*Exercise*
Comb the records below for the string "plays" and copy each line where it turns up.

** START **

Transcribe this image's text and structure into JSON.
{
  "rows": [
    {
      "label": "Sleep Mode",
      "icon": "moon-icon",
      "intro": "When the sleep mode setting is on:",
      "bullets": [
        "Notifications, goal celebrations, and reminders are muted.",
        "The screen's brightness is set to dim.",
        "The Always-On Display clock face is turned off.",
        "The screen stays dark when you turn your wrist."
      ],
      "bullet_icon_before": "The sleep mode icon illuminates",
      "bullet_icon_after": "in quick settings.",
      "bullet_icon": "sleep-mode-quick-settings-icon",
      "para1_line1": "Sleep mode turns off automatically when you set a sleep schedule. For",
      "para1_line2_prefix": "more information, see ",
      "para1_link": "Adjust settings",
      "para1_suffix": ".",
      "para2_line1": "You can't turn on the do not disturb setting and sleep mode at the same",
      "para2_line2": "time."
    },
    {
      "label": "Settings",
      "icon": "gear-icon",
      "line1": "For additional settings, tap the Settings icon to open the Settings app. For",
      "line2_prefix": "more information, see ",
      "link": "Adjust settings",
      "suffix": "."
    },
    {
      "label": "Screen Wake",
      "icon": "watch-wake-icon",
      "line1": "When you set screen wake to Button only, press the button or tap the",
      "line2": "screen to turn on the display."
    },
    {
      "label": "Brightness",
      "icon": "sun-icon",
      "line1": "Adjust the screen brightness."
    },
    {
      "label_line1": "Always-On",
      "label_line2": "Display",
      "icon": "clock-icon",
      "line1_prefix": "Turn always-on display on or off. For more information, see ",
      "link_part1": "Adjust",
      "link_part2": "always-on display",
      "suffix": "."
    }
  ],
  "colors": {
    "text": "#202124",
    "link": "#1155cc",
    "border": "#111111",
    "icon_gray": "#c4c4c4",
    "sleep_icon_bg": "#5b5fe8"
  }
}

** END **
** START **

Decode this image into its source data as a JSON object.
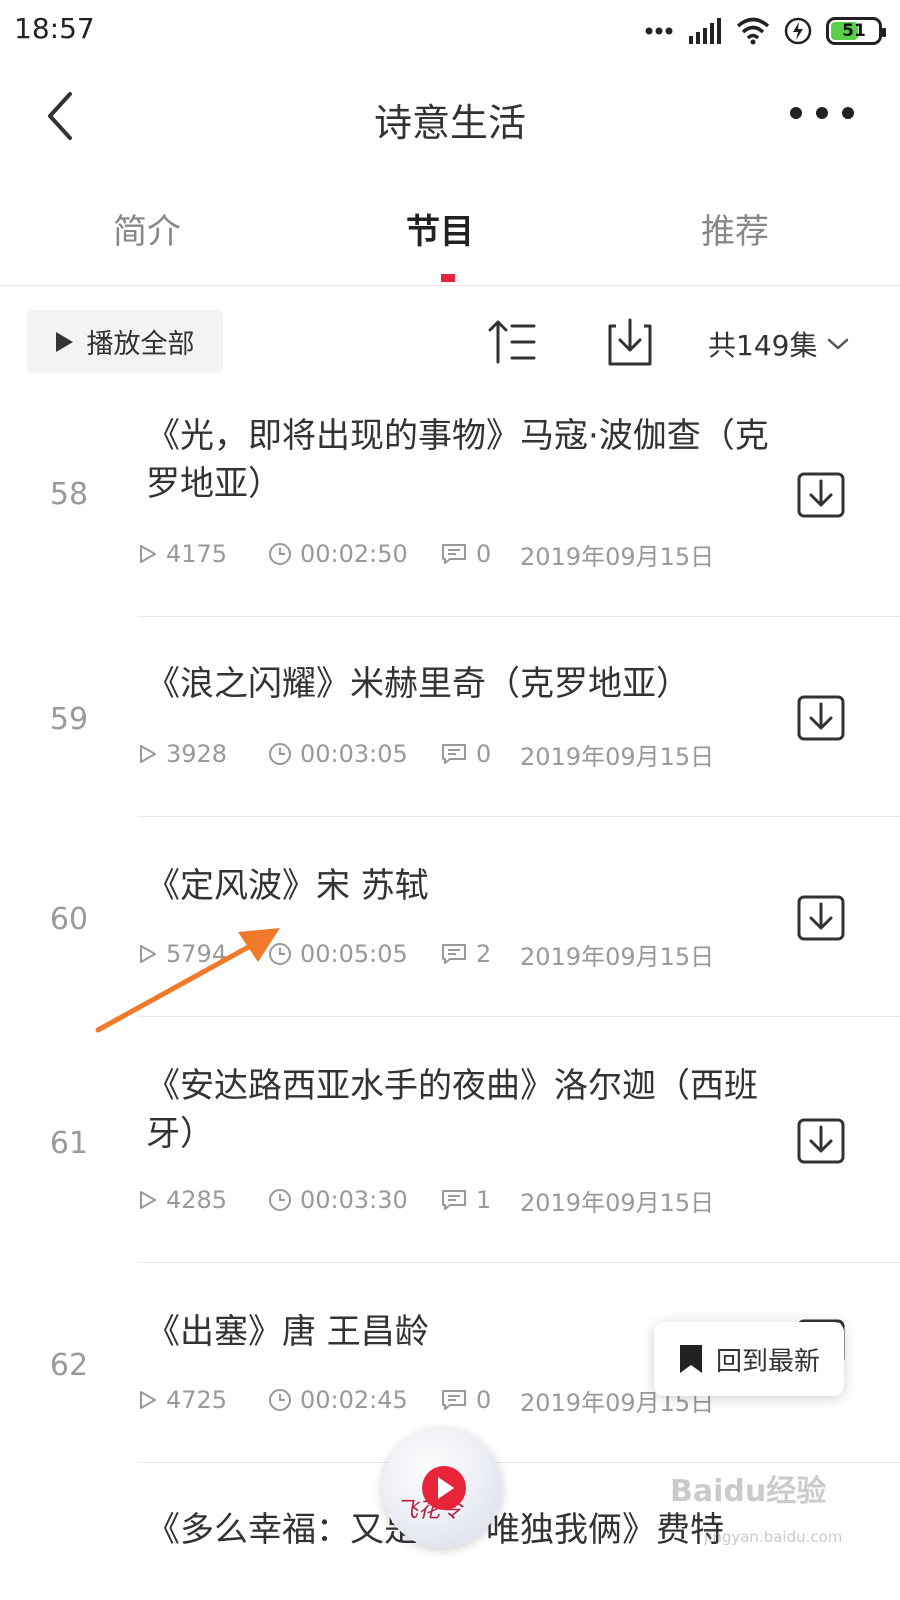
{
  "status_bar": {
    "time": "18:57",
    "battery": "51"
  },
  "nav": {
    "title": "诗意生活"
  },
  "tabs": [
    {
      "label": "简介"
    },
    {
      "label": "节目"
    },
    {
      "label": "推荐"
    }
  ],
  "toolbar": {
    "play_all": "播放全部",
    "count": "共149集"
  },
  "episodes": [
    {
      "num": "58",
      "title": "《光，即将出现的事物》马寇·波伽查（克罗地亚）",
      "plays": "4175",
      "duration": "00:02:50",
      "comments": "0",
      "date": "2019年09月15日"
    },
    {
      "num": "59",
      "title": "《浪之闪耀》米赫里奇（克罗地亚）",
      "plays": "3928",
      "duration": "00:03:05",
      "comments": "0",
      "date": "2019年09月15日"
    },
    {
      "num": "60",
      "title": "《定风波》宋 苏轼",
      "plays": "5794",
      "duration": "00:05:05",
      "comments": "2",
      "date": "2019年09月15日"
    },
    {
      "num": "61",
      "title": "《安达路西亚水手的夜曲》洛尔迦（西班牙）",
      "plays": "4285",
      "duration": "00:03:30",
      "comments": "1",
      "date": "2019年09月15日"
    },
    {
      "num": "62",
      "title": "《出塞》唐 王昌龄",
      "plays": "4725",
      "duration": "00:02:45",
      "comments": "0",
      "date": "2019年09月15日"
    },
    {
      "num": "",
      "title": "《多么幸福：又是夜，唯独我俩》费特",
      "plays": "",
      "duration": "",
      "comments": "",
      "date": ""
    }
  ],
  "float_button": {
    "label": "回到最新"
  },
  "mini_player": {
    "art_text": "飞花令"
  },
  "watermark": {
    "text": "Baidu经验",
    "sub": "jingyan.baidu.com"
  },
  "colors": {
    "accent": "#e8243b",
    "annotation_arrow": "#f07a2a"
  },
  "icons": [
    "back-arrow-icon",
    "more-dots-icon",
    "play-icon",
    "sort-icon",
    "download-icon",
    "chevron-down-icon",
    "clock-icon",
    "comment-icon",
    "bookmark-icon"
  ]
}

** END **

*Response to the task*
      "plays": "4175",
      "plays": "3928",
      "plays": "5794",
      "plays": "4285",
      "plays": "4725",
      "plays": "",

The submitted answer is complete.